--- DATA RECORDS ---
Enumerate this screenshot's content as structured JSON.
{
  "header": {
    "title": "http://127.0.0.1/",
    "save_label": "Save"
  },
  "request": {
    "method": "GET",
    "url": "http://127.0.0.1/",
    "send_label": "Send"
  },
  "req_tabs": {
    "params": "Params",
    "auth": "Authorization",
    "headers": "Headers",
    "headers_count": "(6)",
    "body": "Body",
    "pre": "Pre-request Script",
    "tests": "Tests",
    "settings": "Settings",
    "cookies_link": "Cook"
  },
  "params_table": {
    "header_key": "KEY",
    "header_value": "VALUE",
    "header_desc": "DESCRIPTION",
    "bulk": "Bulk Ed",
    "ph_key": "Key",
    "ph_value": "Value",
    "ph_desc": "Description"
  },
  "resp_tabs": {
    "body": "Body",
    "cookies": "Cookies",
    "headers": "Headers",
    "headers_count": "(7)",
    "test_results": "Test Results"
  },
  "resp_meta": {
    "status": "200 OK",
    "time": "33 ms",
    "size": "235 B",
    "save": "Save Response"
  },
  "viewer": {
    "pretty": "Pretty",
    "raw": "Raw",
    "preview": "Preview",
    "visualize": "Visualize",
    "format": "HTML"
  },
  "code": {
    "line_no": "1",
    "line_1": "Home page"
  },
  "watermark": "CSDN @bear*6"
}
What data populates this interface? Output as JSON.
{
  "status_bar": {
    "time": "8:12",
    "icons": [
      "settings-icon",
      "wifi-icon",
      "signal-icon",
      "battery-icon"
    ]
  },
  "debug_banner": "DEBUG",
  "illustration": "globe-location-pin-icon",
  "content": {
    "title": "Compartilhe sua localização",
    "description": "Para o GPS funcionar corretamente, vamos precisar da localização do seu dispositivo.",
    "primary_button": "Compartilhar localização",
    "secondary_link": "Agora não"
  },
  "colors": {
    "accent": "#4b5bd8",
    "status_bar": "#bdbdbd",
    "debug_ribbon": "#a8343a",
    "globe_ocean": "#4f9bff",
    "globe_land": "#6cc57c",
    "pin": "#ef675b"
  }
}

--- WHAT NEEDS TO BE DONE ---
Quote exactly what appears from the line containing "What data populates" through the final line of the listing above, including both of those lines.

--- TASK RESPONSE ---
What data populates this interface? Output as JSON.
{
  "status_bar": {
    "time": "8:12",
    "icons": [
      "settings-icon",
      "wifi-icon",
      "signal-icon",
      "battery-icon"
    ]
  },
  "debug_banner": "DEBUG",
  "illustration": "globe-location-pin-icon",
  "content": {
    "title": "Compartilhe sua localização",
    "description": "Para o GPS funcionar corretamente, vamos precisar da localização do seu dispositivo.",
    "primary_button": "Compartilhar localização",
    "secondary_link": "Agora não"
  },
  "colors": {
    "accent": "#4b5bd8",
    "status_bar": "#bdbdbd",
    "debug_ribbon": "#a8343a",
    "globe_ocean": "#4f9bff",
    "globe_land": "#6cc57c",
    "pin": "#ef675b"
  }
}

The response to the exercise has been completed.